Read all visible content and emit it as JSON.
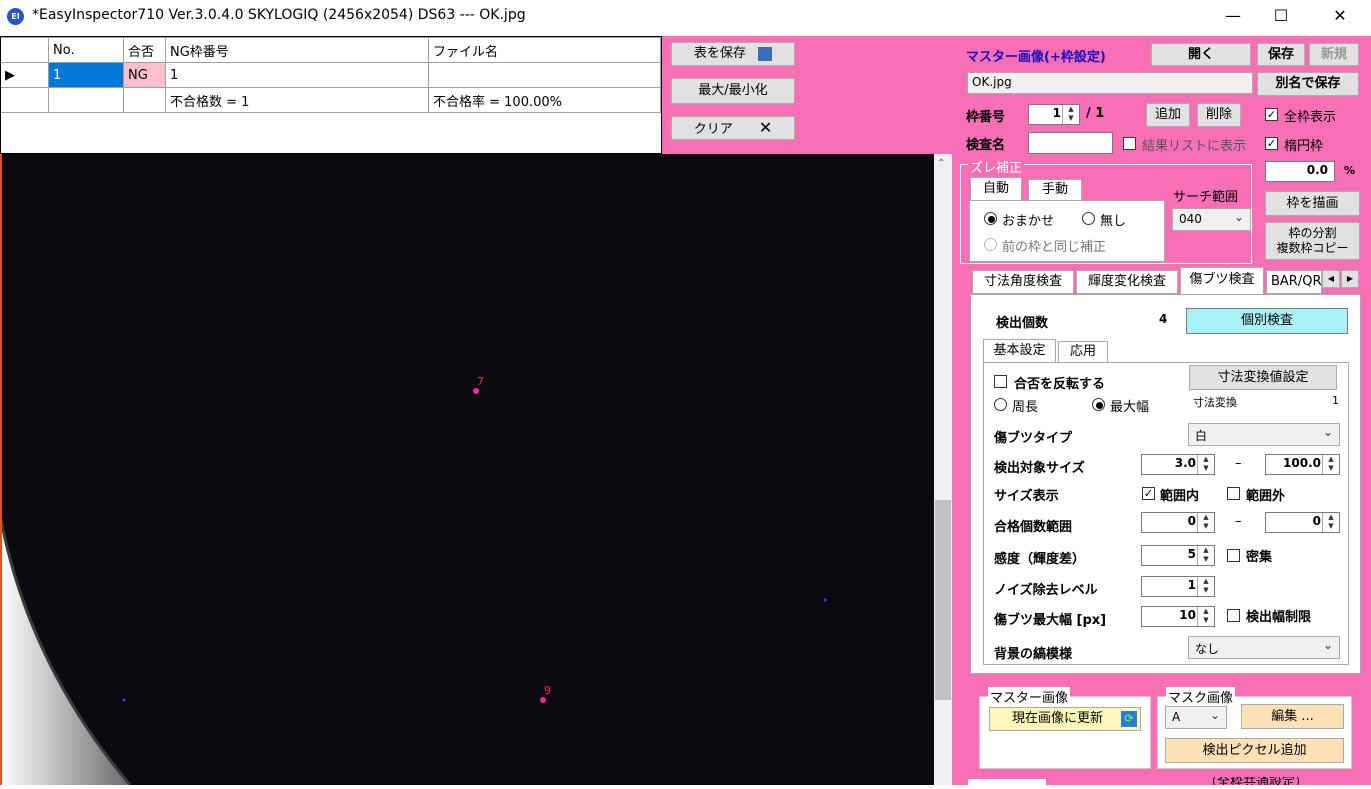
{
  "window": {
    "title": "*EasyInspector710 Ver.3.0.4.0 SKYLOGIQ (2456x2054) DS63 --- OK.jpg",
    "icon_text": "EI",
    "minimize": "—",
    "maximize": "☐",
    "close": "✕"
  },
  "results_table": {
    "headers": [
      "No.",
      "合否",
      "NG枠番号",
      "ファイル名"
    ],
    "row1": {
      "no": "1",
      "judge": "NG",
      "ng_frame": "1",
      "file": ""
    },
    "row2": {
      "fail_count": "不合格数 = 1",
      "fail_rate": "不合格率 = 100.00%"
    }
  },
  "mid_panel": {
    "save_table": "表を保存",
    "maxmin": "最大/最小化",
    "clear": "クリア"
  },
  "master": {
    "label": "マスター画像(+枠設定)",
    "open": "開く",
    "save": "保存",
    "new": "新規",
    "filename": "OK.jpg",
    "save_as": "別名で保存",
    "frame_no_label": "枠番号",
    "frame_no": "1",
    "frame_total": "/ 1",
    "add": "追加",
    "delete": "削除",
    "show_all": "全枠表示",
    "inspect_name_label": "検査名",
    "show_in_results": "結果リストに表示",
    "ellipse_frame": "楕円枠",
    "percent_value": "0.0",
    "percent_unit": "%"
  },
  "offset": {
    "title": "ズレ補正",
    "tab_auto": "自動",
    "tab_manual": "手動",
    "auto_option": "おまかせ",
    "none_option": "無し",
    "same_as_prev": "前の枠と同じ補正",
    "search_range_label": "サーチ範囲",
    "search_range": "040",
    "draw_frame": "枠を描画",
    "split_copy_1": "枠の分割",
    "split_copy_2": "複数枠コピー"
  },
  "inspection_tabs": [
    "寸法角度検査",
    "輝度変化検査",
    "傷ブツ検査",
    "BAR/QR"
  ],
  "defect": {
    "detect_count_label": "検出個数",
    "detect_count": "4",
    "individual": "個別検査",
    "tab_basic": "基本設定",
    "tab_adv": "応用",
    "invert": "合否を反転する",
    "dim_conv_setting": "寸法変換値設定",
    "perimeter": "周長",
    "max_width": "最大幅",
    "dim_conv_label": "寸法変換",
    "dim_conv_value": "1",
    "type_label": "傷ブツタイプ",
    "type_value": "白",
    "size_label": "検出対象サイズ",
    "size_min": "3.0",
    "size_max": "100.0",
    "dash": "–",
    "size_display_label": "サイズ表示",
    "in_range": "範囲内",
    "out_range": "範囲外",
    "pass_count_label": "合格個数範囲",
    "pass_min": "0",
    "pass_max": "0",
    "sens_label": "感度（輝度差）",
    "sens": "5",
    "dense": "密集",
    "noise_label": "ノイズ除去レベル",
    "noise": "1",
    "maxw_label": "傷ブツ最大幅 [px]",
    "maxw": "10",
    "width_limit": "検出幅制限",
    "bg_label": "背景の縞模様",
    "bg_value": "なし"
  },
  "bottom": {
    "master_image": "マスター画像",
    "update_current": "現在画像に更新",
    "mask_image": "マスク画像",
    "mask_value": "A",
    "edit": "編集 ...",
    "add_pixels": "検出ピクセル追加",
    "common_partial": "（全枠共通設定）"
  },
  "viewer": {
    "marker_7": "7",
    "marker_9": "9"
  }
}
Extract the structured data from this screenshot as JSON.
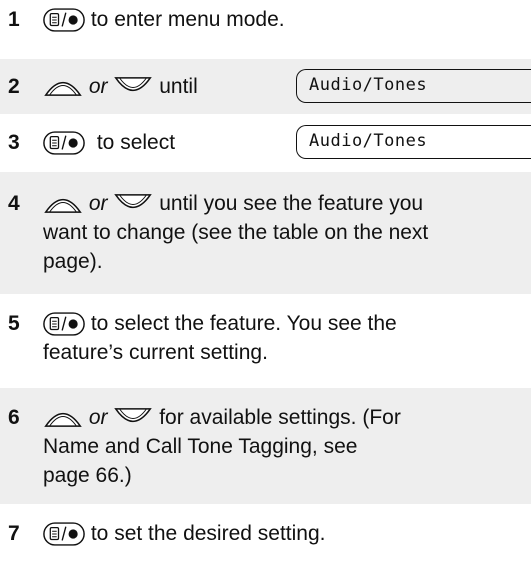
{
  "steps": [
    {
      "number": "1",
      "text": "to enter menu mode."
    },
    {
      "number": "2",
      "or": "or",
      "text": "until",
      "display": "Audio/Tones"
    },
    {
      "number": "3",
      "text": "to select",
      "display": "Audio/Tones"
    },
    {
      "number": "4",
      "or": "or",
      "text": "until you see the feature you",
      "text2": "want to change (see the table on the next",
      "text3": "page)."
    },
    {
      "number": "5",
      "text": "to select the feature. You see the",
      "text2": "feature’s current setting."
    },
    {
      "number": "6",
      "or": "or",
      "text": "for available settings. (For",
      "text2": "Name and Call Tone Tagging, see",
      "text3": "page 66.)"
    },
    {
      "number": "7",
      "text": "to set the desired setting."
    }
  ],
  "icons": {
    "menu_key": "menu-select-key-icon",
    "scroll_up": "scroll-up-icon",
    "scroll_down": "scroll-down-icon"
  },
  "colors": {
    "shade": "#eeeeee",
    "text": "#111111"
  }
}
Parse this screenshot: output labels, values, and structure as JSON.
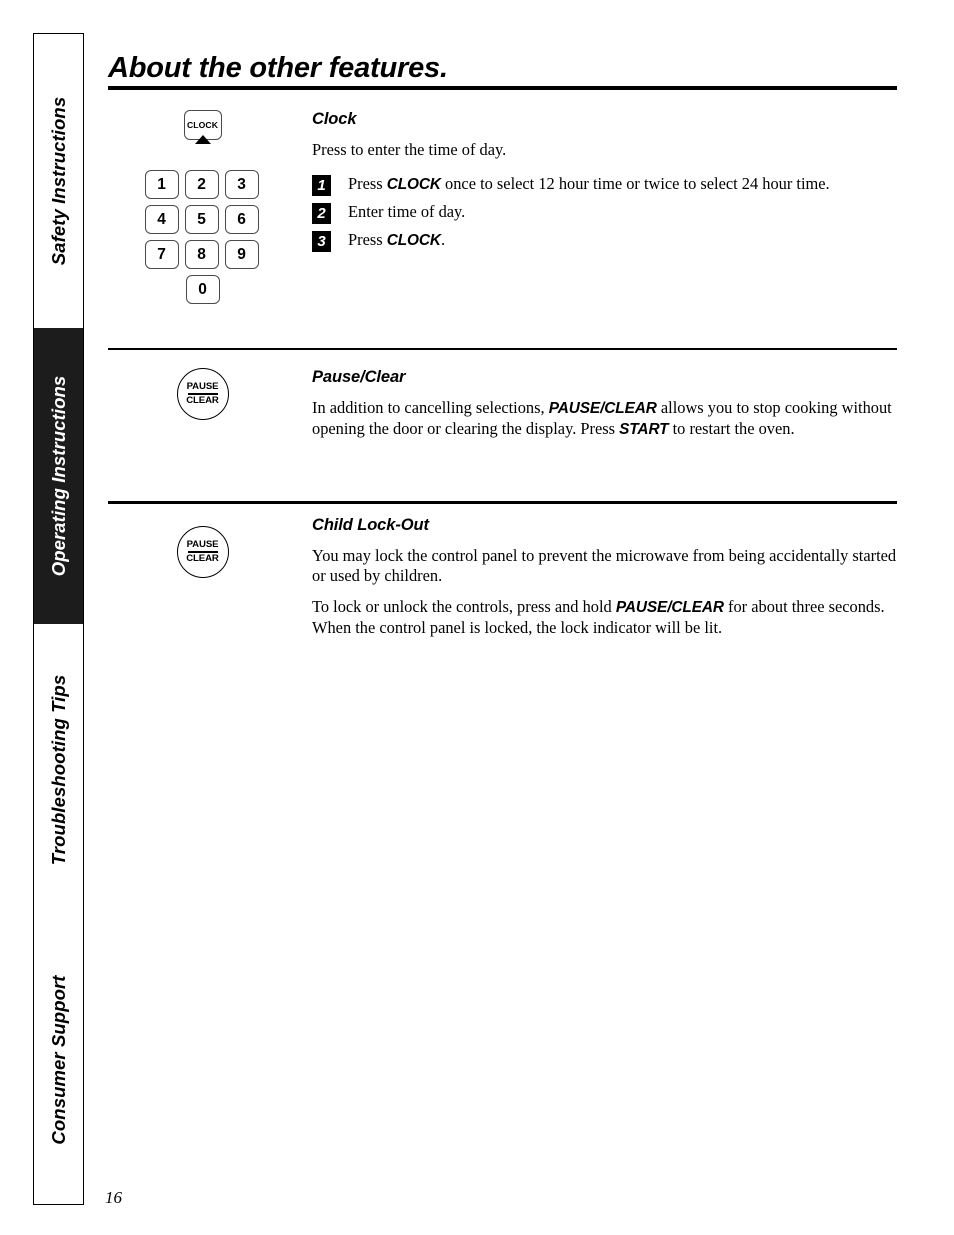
{
  "page": {
    "title": "About the other features.",
    "number": "16"
  },
  "sidebar": {
    "tabs": [
      {
        "label": "Safety Instructions",
        "active": false
      },
      {
        "label": "Operating Instructions",
        "active": true
      },
      {
        "label": "Troubleshooting Tips",
        "active": false
      },
      {
        "label": "Consumer Support",
        "active": false
      }
    ]
  },
  "keypad": {
    "clock_key_label": "CLOCK",
    "rows": [
      [
        "1",
        "2",
        "3"
      ],
      [
        "4",
        "5",
        "6"
      ],
      [
        "7",
        "8",
        "9"
      ]
    ],
    "zero_key": "0"
  },
  "pause_clear_key": {
    "top_label": "PAUSE",
    "bottom_label": "CLEAR"
  },
  "sections": {
    "clock": {
      "heading": "Clock",
      "intro": "Press to enter the time of day.",
      "steps": [
        {
          "number": "1",
          "parts": [
            {
              "text": "Press ",
              "bold": false
            },
            {
              "text": "CLOCK",
              "bold": true
            },
            {
              "text": " once to select 12 hour time or twice to select 24 hour time.",
              "bold": false
            }
          ],
          "plain": "Press CLOCK once to select 12 hour time or twice to select 24 hour time."
        },
        {
          "number": "2",
          "parts": [
            {
              "text": "Enter time of day.",
              "bold": false
            }
          ],
          "plain": "Enter time of day."
        },
        {
          "number": "3",
          "parts": [
            {
              "text": "Press ",
              "bold": false
            },
            {
              "text": "CLOCK",
              "bold": true
            },
            {
              "text": ".",
              "bold": false
            }
          ],
          "plain": "Press CLOCK."
        }
      ]
    },
    "pause_clear": {
      "heading": "Pause/Clear",
      "paragraph_1_a": "In addition to cancelling selections, ",
      "paragraph_1_b": "PAUSE/CLEAR",
      "paragraph_1_c": " allows you to stop cooking without opening the door or clearing the display. Press ",
      "paragraph_1_d": "START",
      "paragraph_1_e": " to restart the oven."
    },
    "child_lock_out": {
      "heading": "Child Lock-Out",
      "paragraph_1": "You may lock the control panel to prevent the microwave from being accidentally started or used by children.",
      "paragraph_2_a": "To lock or unlock the controls, press and hold ",
      "paragraph_2_b": "PAUSE/CLEAR",
      "paragraph_2_c": " for about three seconds. When the control panel is locked, the lock indicator will be lit."
    }
  }
}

■ Task brief ■
Leave out the pictures and copy every record above exactly.

■ Exercise result ■
Read all visible content and emit it as JSON.
{
  "window": {
    "title": "*EasyInspector710 Ver.3.0.4.0 SKYLOGIQ (2456x2054) DS63 --- OK.jpg",
    "icon_text": "EI",
    "minimize": "—",
    "maximize": "☐",
    "close": "✕"
  },
  "results_table": {
    "headers": [
      "No.",
      "合否",
      "NG枠番号",
      "ファイル名"
    ],
    "row1": {
      "no": "1",
      "judge": "NG",
      "ng_frame": "1",
      "file": ""
    },
    "row2": {
      "fail_count": "不合格数 = 1",
      "fail_rate": "不合格率 = 100.00%"
    }
  },
  "mid_panel": {
    "save_table": "表を保存",
    "maxmin": "最大/最小化",
    "clear": "クリア"
  },
  "master": {
    "label": "マスター画像(+枠設定)",
    "open": "開く",
    "save": "保存",
    "new": "新規",
    "filename": "OK.jpg",
    "save_as": "別名で保存",
    "frame_no_label": "枠番号",
    "frame_no": "1",
    "frame_total": "/ 1",
    "add": "追加",
    "delete": "削除",
    "show_all": "全枠表示",
    "inspect_name_label": "検査名",
    "show_in_results": "結果リストに表示",
    "ellipse_frame": "楕円枠",
    "percent_value": "0.0",
    "percent_unit": "%"
  },
  "offset": {
    "title": "ズレ補正",
    "tab_auto": "自動",
    "tab_manual": "手動",
    "auto_option": "おまかせ",
    "none_option": "無し",
    "same_as_prev": "前の枠と同じ補正",
    "search_range_label": "サーチ範囲",
    "search_range": "040",
    "draw_frame": "枠を描画",
    "split_copy_1": "枠の分割",
    "split_copy_2": "複数枠コピー"
  },
  "inspection_tabs": [
    "寸法角度検査",
    "輝度変化検査",
    "傷ブツ検査",
    "BAR/QR"
  ],
  "defect": {
    "detect_count_label": "検出個数",
    "detect_count": "4",
    "individual": "個別検査",
    "tab_basic": "基本設定",
    "tab_adv": "応用",
    "invert": "合否を反転する",
    "dim_conv_setting": "寸法変換値設定",
    "perimeter": "周長",
    "max_width": "最大幅",
    "dim_conv_label": "寸法変換",
    "dim_conv_value": "1",
    "type_label": "傷ブツタイプ",
    "type_value": "白",
    "size_label": "検出対象サイズ",
    "size_min": "3.0",
    "size_max": "100.0",
    "dash": "–",
    "size_display_label": "サイズ表示",
    "in_range": "範囲内",
    "out_range": "範囲外",
    "pass_count_label": "合格個数範囲",
    "pass_min": "0",
    "pass_max": "0",
    "sens_label": "感度（輝度差）",
    "sens": "5",
    "dense": "密集",
    "noise_label": "ノイズ除去レベル",
    "noise": "1",
    "maxw_label": "傷ブツ最大幅 [px]",
    "maxw": "10",
    "width_limit": "検出幅制限",
    "bg_label": "背景の縞模様",
    "bg_value": "なし"
  },
  "bottom": {
    "master_image": "マスター画像",
    "update_current": "現在画像に更新",
    "mask_image": "マスク画像",
    "mask_value": "A",
    "edit": "編集 ...",
    "add_pixels": "検出ピクセル追加",
    "common_partial": "（全枠共通設定）"
  },
  "viewer": {
    "marker_7": "7",
    "marker_9": "9"
  }
}
Extract the structured data from this screenshot as JSON.
{
  "steps": [
    {
      "number": "1",
      "text": "to enter menu mode."
    },
    {
      "number": "2",
      "or": "or",
      "text": "until",
      "display": "Audio/Tones"
    },
    {
      "number": "3",
      "text": "to select",
      "display": "Audio/Tones"
    },
    {
      "number": "4",
      "or": "or",
      "text": "until you see the feature you",
      "text2": "want to change (see the table on the next",
      "text3": "page)."
    },
    {
      "number": "5",
      "text": "to select the feature. You see the",
      "text2": "feature’s current setting."
    },
    {
      "number": "6",
      "or": "or",
      "text": "for available settings. (For",
      "text2": "Name and Call Tone Tagging, see",
      "text3": "page 66.)"
    },
    {
      "number": "7",
      "text": "to set the desired setting."
    }
  ],
  "icons": {
    "menu_key": "menu-select-key-icon",
    "scroll_up": "scroll-up-icon",
    "scroll_down": "scroll-down-icon"
  },
  "colors": {
    "shade": "#eeeeee",
    "text": "#111111"
  }
}
Parse this screenshot: output labels, values, and structure as JSON.
{
  "page": {
    "title": "About the other features.",
    "number": "16"
  },
  "sidebar": {
    "tabs": [
      {
        "label": "Safety Instructions",
        "active": false
      },
      {
        "label": "Operating Instructions",
        "active": true
      },
      {
        "label": "Troubleshooting Tips",
        "active": false
      },
      {
        "label": "Consumer Support",
        "active": false
      }
    ]
  },
  "keypad": {
    "clock_key_label": "CLOCK",
    "rows": [
      [
        "1",
        "2",
        "3"
      ],
      [
        "4",
        "5",
        "6"
      ],
      [
        "7",
        "8",
        "9"
      ]
    ],
    "zero_key": "0"
  },
  "pause_clear_key": {
    "top_label": "PAUSE",
    "bottom_label": "CLEAR"
  },
  "sections": {
    "clock": {
      "heading": "Clock",
      "intro": "Press to enter the time of day.",
      "steps": [
        {
          "number": "1",
          "parts": [
            {
              "text": "Press ",
              "bold": false
            },
            {
              "text": "CLOCK",
              "bold": true
            },
            {
              "text": " once to select 12 hour time or twice to select 24 hour time.",
              "bold": false
            }
          ],
          "plain": "Press CLOCK once to select 12 hour time or twice to select 24 hour time."
        },
        {
          "number": "2",
          "parts": [
            {
              "text": "Enter time of day.",
              "bold": false
            }
          ],
          "plain": "Enter time of day."
        },
        {
          "number": "3",
          "parts": [
            {
              "text": "Press ",
              "bold": false
            },
            {
              "text": "CLOCK",
              "bold": true
            },
            {
              "text": ".",
              "bold": false
            }
          ],
          "plain": "Press CLOCK."
        }
      ]
    },
    "pause_clear": {
      "heading": "Pause/Clear",
      "paragraph_1_a": "In addition to cancelling selections, ",
      "paragraph_1_b": "PAUSE/CLEAR",
      "paragraph_1_c": " allows you to stop cooking without opening the door or clearing the display. Press ",
      "paragraph_1_d": "START",
      "paragraph_1_e": " to restart the oven."
    },
    "child_lock_out": {
      "heading": "Child Lock-Out",
      "paragraph_1": "You may lock the control panel to prevent the microwave from being accidentally started or used by children.",
      "paragraph_2_a": "To lock or unlock the controls, press and hold ",
      "paragraph_2_b": "PAUSE/CLEAR",
      "paragraph_2_c": " for about three seconds. When the control panel is locked, the lock indicator will be lit."
    }
  }
}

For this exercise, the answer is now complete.